**SET EXERCISE:**
Of the lines below, how many hold the string "важіль"? Give only the number.
※
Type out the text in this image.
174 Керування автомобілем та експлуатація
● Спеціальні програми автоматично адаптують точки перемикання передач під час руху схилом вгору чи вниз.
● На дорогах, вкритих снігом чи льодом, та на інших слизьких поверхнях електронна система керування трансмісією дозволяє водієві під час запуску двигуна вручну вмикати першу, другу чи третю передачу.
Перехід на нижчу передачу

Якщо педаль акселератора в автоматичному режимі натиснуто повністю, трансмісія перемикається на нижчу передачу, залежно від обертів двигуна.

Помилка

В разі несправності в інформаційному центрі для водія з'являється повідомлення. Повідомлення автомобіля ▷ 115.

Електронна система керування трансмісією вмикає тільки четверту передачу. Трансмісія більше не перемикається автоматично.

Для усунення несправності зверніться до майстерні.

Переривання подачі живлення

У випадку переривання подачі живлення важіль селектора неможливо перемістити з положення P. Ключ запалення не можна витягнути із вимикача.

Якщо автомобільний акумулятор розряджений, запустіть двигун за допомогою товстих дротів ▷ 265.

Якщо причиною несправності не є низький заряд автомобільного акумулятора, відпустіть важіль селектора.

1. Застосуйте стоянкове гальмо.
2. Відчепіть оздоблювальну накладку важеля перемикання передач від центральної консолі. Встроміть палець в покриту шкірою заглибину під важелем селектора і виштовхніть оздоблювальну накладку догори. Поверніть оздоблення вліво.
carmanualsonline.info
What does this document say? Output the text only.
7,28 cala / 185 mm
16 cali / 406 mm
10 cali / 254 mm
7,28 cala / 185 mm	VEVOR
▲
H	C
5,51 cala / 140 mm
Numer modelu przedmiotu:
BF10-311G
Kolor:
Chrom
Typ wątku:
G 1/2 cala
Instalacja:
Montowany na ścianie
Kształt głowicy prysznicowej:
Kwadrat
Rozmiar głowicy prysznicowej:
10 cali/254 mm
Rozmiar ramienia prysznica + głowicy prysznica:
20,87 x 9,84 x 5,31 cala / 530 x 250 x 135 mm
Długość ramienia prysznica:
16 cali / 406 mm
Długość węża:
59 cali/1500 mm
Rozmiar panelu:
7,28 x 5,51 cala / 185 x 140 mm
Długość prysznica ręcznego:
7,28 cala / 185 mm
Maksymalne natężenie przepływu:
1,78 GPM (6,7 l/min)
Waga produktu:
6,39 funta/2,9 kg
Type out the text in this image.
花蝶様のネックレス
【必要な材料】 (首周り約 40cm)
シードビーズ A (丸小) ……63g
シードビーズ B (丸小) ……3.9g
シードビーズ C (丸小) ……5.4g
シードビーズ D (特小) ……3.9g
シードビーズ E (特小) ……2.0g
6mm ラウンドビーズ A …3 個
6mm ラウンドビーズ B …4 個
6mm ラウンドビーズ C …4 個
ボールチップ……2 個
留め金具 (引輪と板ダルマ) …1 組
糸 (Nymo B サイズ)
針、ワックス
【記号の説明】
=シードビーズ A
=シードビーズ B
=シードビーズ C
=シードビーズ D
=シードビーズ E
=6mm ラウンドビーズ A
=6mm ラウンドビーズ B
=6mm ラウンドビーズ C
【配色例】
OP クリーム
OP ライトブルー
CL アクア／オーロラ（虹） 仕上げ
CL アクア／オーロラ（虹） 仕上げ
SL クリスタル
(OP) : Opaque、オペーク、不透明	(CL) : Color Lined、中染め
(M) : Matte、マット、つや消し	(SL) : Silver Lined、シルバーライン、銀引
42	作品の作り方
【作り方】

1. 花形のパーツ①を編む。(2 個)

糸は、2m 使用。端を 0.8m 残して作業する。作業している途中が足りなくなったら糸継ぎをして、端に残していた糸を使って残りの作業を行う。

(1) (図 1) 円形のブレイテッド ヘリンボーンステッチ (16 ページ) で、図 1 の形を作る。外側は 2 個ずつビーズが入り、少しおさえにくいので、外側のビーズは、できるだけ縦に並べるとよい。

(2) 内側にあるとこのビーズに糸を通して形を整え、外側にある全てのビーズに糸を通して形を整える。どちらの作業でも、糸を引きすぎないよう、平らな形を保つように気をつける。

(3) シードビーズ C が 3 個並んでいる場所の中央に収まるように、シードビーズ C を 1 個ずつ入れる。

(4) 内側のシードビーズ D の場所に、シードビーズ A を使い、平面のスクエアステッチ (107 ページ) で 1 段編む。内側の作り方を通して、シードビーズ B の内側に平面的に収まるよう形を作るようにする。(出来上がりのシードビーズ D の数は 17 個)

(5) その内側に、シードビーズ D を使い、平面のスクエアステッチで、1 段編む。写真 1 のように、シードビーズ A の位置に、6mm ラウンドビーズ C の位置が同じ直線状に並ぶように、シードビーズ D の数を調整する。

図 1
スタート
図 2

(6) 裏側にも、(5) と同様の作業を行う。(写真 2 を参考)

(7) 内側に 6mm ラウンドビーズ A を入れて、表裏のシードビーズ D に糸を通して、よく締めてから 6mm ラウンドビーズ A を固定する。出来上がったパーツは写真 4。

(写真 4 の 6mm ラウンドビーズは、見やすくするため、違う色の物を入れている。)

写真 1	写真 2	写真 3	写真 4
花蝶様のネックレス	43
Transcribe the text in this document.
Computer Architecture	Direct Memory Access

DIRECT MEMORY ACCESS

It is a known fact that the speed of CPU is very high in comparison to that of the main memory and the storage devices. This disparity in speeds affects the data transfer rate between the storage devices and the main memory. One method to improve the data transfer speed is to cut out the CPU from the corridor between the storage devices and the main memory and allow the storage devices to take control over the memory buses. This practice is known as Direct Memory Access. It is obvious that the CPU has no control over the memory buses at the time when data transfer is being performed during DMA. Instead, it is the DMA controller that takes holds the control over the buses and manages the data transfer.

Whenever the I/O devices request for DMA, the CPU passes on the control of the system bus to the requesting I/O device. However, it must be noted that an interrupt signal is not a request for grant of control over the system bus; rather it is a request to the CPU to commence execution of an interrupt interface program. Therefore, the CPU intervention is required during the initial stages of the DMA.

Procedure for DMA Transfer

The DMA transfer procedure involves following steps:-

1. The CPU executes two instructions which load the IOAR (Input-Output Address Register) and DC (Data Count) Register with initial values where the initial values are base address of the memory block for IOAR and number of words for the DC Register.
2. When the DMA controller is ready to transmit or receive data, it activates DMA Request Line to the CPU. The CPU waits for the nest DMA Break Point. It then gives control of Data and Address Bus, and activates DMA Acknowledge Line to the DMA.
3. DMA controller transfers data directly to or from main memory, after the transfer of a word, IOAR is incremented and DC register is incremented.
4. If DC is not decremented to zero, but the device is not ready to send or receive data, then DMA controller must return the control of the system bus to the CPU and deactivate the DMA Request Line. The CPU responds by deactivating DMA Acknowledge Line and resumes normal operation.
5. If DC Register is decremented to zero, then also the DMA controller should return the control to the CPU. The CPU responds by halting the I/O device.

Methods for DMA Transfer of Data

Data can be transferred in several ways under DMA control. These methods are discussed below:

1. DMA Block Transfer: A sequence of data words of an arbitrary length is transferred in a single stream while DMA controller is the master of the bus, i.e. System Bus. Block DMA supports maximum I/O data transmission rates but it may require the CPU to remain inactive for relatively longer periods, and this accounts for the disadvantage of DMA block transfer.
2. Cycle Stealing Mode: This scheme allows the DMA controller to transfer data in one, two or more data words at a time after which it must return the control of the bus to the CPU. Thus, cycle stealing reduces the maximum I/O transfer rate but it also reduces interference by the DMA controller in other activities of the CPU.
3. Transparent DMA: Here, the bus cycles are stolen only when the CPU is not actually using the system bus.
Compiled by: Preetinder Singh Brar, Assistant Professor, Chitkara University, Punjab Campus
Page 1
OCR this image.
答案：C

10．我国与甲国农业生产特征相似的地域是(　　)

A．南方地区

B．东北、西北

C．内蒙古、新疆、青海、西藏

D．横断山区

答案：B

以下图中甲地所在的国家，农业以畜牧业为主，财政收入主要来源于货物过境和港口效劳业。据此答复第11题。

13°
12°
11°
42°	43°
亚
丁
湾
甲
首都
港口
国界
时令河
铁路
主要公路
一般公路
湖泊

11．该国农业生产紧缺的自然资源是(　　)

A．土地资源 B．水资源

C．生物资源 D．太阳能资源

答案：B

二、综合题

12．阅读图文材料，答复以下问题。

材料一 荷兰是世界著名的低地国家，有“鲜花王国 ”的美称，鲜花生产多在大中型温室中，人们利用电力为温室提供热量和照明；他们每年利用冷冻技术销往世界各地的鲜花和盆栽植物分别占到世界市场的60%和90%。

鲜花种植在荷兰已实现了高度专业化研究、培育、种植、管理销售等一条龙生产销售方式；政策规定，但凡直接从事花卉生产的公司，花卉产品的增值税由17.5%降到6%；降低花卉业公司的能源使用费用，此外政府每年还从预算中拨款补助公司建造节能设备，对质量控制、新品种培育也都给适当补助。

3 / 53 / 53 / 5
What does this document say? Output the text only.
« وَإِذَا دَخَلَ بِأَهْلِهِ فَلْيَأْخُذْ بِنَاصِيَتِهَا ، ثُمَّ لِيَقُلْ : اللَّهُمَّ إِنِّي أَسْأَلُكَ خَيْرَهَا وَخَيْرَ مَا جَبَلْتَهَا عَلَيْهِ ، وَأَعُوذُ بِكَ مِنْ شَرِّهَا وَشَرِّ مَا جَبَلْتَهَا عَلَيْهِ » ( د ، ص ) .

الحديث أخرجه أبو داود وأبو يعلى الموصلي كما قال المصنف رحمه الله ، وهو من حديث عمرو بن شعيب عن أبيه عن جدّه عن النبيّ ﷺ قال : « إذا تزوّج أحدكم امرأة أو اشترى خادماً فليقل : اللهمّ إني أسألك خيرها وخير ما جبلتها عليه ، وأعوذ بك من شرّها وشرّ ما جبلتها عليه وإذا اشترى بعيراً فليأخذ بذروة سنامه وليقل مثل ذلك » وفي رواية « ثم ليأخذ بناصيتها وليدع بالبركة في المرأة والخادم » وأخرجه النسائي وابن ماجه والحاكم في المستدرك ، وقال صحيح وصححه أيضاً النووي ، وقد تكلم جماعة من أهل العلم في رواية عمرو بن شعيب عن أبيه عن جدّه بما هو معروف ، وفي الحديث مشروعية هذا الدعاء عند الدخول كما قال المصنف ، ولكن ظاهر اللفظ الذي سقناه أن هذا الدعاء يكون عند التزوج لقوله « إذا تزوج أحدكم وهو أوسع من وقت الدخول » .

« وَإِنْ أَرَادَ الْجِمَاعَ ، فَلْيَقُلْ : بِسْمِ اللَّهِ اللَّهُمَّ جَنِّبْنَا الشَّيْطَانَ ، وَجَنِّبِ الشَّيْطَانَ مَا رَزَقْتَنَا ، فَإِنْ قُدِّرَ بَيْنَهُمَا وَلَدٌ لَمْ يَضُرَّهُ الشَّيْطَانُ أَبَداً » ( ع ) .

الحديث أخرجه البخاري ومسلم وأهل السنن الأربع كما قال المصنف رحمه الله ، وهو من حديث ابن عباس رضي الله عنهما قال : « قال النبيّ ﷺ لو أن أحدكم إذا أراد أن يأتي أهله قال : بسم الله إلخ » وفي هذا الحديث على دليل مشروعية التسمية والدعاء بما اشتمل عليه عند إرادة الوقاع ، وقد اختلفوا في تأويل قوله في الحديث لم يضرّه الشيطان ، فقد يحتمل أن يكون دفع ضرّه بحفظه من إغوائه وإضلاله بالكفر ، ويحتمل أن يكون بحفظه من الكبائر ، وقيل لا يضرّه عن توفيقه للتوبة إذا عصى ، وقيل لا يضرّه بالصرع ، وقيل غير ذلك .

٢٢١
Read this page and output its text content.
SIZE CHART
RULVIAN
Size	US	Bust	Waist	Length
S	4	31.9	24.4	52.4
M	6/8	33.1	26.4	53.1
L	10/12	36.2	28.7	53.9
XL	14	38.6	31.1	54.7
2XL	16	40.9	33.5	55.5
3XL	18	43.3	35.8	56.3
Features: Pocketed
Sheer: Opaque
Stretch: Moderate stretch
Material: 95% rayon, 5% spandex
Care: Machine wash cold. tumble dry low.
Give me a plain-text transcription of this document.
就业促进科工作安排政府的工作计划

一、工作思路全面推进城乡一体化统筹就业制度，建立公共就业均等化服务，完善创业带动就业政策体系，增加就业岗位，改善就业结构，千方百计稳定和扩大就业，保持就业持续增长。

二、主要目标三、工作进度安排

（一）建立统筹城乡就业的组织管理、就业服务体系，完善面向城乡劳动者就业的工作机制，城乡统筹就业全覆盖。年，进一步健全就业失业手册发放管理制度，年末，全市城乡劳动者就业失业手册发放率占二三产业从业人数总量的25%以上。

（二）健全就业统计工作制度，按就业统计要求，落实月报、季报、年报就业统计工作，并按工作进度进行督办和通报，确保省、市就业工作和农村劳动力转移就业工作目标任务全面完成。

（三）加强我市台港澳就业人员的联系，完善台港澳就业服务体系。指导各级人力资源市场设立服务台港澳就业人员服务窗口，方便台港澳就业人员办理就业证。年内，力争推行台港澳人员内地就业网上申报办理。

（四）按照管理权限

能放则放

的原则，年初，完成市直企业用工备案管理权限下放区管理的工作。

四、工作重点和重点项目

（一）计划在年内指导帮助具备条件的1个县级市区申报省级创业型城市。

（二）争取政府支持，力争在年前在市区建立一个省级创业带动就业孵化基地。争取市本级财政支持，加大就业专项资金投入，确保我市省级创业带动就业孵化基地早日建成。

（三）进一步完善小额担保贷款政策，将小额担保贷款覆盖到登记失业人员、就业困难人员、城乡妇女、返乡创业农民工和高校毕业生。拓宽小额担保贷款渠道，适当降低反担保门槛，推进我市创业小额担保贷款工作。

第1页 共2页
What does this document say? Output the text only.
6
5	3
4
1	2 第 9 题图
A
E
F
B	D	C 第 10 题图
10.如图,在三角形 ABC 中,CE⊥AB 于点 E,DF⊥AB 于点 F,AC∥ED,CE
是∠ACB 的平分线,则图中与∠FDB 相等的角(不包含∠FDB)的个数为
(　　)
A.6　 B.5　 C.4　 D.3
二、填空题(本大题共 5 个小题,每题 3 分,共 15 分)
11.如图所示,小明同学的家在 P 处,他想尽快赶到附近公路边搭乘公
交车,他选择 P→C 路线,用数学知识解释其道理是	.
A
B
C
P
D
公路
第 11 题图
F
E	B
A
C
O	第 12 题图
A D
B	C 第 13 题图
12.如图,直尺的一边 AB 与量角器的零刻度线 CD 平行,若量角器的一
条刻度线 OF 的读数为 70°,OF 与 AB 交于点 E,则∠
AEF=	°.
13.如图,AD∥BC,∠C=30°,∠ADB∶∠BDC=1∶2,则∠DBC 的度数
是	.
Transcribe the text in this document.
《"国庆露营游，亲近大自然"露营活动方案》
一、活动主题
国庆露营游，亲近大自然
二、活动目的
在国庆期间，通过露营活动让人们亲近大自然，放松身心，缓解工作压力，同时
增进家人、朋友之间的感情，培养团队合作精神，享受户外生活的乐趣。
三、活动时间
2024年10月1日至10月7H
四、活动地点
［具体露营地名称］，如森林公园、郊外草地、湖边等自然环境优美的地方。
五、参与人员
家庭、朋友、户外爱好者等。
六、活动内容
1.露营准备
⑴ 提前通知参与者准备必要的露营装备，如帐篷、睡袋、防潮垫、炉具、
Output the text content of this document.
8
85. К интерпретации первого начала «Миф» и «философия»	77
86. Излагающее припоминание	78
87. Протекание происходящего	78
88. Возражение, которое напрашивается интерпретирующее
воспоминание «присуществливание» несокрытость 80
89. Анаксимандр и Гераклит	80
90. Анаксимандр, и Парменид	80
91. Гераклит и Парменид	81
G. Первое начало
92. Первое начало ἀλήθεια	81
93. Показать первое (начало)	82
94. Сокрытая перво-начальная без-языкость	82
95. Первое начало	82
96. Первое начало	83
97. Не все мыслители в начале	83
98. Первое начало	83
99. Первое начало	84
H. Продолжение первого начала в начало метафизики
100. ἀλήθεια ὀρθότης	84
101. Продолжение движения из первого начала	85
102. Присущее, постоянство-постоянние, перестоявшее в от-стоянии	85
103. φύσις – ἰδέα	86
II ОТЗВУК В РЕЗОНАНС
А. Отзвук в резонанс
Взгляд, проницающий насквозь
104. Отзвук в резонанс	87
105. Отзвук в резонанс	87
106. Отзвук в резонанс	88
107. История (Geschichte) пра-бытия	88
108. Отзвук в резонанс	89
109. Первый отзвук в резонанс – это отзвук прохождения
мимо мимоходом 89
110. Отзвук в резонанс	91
※
**COMPLETE RESPONSE:**
2